PROMPT
What is the count of lines in the listing below that hold the string "egyik"? Reply with that number alone.

SUPPLIED ENTRIES
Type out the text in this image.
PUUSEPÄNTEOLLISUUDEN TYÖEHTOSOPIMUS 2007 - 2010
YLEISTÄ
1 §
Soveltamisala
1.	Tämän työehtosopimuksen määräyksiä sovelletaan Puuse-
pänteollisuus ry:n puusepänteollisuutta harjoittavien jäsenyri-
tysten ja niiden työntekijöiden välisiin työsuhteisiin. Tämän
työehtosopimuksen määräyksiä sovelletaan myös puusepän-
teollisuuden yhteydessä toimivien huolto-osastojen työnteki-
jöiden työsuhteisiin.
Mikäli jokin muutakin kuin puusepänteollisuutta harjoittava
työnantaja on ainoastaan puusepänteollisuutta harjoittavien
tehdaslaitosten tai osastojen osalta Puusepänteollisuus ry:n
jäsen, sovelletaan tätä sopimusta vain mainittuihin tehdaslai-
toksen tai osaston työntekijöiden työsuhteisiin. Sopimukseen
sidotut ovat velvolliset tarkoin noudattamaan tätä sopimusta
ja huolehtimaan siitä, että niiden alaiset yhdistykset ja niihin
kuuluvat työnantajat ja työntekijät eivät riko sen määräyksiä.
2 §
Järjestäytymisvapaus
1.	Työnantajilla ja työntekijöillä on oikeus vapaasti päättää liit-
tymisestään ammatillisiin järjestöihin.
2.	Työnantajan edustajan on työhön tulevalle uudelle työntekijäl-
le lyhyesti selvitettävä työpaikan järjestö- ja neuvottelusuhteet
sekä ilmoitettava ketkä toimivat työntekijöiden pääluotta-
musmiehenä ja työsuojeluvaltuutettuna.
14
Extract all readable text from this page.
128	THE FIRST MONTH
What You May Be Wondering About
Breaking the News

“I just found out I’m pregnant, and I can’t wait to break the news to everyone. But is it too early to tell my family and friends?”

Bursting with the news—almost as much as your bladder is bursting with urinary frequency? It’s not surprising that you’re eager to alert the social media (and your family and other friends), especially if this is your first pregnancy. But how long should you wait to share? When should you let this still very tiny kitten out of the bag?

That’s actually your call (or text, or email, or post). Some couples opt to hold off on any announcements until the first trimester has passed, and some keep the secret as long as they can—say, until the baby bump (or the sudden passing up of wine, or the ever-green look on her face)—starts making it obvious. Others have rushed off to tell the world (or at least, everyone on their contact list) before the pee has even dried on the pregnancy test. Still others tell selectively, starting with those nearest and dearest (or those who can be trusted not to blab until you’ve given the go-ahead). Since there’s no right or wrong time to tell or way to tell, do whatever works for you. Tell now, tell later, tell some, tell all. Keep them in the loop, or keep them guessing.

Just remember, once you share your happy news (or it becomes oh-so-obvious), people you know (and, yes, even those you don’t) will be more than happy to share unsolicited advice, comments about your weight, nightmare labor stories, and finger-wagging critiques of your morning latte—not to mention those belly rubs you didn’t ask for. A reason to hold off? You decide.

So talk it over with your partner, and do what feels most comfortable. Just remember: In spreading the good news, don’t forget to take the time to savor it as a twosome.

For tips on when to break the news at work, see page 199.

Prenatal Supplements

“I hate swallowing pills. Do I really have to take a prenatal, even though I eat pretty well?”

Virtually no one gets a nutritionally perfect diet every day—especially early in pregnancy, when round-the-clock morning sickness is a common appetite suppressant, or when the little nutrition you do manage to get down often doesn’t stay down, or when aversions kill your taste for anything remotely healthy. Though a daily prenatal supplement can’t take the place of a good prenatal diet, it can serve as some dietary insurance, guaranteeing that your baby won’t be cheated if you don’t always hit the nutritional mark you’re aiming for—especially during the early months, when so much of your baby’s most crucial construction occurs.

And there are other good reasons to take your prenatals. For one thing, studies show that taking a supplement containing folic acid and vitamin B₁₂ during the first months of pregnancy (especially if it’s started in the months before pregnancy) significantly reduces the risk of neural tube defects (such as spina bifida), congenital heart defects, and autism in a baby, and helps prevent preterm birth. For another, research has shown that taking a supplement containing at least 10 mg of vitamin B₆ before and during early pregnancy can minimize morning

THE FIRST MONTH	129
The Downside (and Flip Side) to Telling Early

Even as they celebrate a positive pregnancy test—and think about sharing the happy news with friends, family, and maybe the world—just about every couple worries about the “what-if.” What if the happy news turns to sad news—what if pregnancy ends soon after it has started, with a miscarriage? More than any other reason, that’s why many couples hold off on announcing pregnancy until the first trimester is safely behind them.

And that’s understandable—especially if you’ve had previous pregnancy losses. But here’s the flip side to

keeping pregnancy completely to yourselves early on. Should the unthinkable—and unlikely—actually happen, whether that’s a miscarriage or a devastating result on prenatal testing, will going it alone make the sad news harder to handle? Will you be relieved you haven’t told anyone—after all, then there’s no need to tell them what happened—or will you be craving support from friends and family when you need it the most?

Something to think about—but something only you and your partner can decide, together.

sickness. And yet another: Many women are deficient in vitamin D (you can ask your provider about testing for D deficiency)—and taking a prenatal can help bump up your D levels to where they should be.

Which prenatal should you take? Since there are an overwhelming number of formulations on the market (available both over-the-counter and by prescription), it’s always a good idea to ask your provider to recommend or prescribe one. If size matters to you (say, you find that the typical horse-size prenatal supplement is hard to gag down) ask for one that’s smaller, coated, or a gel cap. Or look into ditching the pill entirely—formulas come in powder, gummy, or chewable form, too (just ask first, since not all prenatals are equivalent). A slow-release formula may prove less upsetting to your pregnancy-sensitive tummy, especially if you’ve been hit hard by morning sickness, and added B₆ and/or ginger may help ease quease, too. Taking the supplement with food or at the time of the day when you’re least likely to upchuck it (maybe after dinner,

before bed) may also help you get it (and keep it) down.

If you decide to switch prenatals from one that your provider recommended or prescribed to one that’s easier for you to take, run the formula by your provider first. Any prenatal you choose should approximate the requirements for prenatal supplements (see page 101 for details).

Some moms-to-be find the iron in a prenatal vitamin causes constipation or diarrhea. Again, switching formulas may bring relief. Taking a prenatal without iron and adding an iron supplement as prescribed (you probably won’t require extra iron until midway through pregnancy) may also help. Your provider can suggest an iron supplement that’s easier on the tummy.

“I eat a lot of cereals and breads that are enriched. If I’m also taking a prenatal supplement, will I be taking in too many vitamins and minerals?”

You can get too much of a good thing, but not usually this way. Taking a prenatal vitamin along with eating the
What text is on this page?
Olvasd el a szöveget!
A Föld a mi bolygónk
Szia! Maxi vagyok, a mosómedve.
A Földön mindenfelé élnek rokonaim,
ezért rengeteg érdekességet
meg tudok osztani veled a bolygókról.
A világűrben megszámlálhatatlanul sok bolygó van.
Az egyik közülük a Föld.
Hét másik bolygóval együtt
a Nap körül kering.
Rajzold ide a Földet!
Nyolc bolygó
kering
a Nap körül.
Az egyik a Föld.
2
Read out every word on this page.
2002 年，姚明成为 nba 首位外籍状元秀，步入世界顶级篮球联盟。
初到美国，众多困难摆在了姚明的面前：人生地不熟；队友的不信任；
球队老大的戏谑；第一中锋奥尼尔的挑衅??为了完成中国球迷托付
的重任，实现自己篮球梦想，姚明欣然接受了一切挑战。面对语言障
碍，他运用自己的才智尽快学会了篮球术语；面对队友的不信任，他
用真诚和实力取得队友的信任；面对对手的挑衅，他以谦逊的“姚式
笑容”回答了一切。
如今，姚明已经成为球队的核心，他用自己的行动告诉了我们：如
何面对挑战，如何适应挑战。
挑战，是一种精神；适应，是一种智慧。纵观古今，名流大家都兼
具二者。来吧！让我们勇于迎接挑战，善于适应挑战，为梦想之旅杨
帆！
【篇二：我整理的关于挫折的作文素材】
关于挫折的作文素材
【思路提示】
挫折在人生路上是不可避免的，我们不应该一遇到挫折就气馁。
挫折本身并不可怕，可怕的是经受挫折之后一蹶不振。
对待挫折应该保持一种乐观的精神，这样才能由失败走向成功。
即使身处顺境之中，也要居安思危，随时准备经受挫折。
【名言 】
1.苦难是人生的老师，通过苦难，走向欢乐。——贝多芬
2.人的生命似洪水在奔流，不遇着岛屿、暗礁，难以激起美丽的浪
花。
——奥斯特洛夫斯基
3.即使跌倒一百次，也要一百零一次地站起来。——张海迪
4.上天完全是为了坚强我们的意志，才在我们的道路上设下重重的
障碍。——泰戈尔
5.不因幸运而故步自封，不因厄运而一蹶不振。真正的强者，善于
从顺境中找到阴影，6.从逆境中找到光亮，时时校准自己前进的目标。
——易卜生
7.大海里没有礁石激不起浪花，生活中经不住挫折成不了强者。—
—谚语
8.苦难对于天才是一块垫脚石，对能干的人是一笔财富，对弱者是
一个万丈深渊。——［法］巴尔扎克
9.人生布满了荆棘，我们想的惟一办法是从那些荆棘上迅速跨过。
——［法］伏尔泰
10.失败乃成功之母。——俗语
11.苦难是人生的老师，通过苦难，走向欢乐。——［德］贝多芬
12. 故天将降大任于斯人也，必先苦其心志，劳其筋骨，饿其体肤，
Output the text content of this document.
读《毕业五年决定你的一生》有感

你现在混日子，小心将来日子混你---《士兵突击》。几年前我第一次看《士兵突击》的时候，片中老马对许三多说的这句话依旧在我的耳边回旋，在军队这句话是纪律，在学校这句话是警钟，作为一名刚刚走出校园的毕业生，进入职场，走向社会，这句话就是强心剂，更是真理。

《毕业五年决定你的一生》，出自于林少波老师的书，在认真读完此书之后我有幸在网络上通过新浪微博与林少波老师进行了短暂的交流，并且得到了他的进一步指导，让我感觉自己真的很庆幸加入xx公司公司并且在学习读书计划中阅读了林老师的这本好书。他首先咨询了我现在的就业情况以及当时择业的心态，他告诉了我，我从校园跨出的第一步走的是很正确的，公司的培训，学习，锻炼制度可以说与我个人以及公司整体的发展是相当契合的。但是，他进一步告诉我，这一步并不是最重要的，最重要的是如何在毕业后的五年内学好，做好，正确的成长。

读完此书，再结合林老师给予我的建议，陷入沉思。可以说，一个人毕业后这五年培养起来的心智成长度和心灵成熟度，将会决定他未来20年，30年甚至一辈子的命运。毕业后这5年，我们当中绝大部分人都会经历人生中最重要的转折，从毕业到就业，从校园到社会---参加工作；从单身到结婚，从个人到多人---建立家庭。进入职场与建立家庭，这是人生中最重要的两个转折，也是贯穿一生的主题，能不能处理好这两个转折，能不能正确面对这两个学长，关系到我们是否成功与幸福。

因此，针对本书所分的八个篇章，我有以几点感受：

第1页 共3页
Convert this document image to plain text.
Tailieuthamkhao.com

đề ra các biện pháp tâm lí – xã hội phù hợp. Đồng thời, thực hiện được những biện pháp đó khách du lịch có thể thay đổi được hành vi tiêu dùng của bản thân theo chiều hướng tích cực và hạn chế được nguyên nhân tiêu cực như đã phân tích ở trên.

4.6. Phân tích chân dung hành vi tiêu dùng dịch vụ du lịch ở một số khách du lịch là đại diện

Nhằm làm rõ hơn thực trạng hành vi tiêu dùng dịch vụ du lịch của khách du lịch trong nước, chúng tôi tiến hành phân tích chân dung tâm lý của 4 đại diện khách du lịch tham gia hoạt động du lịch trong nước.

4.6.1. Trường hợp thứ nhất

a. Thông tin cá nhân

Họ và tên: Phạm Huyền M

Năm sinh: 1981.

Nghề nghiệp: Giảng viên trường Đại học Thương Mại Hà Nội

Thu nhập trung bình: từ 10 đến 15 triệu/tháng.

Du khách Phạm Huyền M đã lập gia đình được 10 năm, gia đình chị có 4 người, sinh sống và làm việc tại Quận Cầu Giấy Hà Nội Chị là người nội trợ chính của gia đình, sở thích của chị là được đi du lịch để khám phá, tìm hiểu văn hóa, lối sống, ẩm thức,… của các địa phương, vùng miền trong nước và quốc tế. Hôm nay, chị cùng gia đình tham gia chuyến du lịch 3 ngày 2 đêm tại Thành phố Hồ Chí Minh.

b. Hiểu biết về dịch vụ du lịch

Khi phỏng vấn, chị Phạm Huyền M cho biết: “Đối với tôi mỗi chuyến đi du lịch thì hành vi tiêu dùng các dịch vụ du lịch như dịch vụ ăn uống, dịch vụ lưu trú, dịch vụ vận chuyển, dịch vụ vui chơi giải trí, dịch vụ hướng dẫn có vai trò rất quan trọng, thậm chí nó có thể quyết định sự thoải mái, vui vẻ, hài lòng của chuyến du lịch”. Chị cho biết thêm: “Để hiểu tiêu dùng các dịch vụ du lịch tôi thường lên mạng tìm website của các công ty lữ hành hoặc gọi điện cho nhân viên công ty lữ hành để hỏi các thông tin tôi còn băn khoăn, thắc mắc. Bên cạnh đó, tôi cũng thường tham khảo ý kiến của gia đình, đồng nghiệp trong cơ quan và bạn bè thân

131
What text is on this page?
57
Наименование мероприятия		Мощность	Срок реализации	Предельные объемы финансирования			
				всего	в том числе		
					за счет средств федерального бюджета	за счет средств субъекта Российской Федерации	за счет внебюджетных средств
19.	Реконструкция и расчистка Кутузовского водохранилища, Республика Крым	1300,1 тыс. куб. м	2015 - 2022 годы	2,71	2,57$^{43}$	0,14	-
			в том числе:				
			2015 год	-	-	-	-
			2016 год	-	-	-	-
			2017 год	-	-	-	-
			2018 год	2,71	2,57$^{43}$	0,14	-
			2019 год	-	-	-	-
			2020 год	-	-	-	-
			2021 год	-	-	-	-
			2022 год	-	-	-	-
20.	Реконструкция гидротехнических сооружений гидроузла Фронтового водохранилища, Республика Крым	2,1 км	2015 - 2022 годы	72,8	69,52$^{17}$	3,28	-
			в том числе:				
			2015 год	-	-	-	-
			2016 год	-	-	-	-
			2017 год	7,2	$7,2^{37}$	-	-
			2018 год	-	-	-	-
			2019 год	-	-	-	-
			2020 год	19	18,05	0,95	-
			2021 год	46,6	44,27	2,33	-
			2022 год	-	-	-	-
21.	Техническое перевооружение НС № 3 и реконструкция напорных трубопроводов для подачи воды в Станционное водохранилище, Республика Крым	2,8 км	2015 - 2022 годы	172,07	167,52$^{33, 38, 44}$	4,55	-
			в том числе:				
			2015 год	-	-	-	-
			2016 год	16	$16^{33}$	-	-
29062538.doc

SOLUTION
2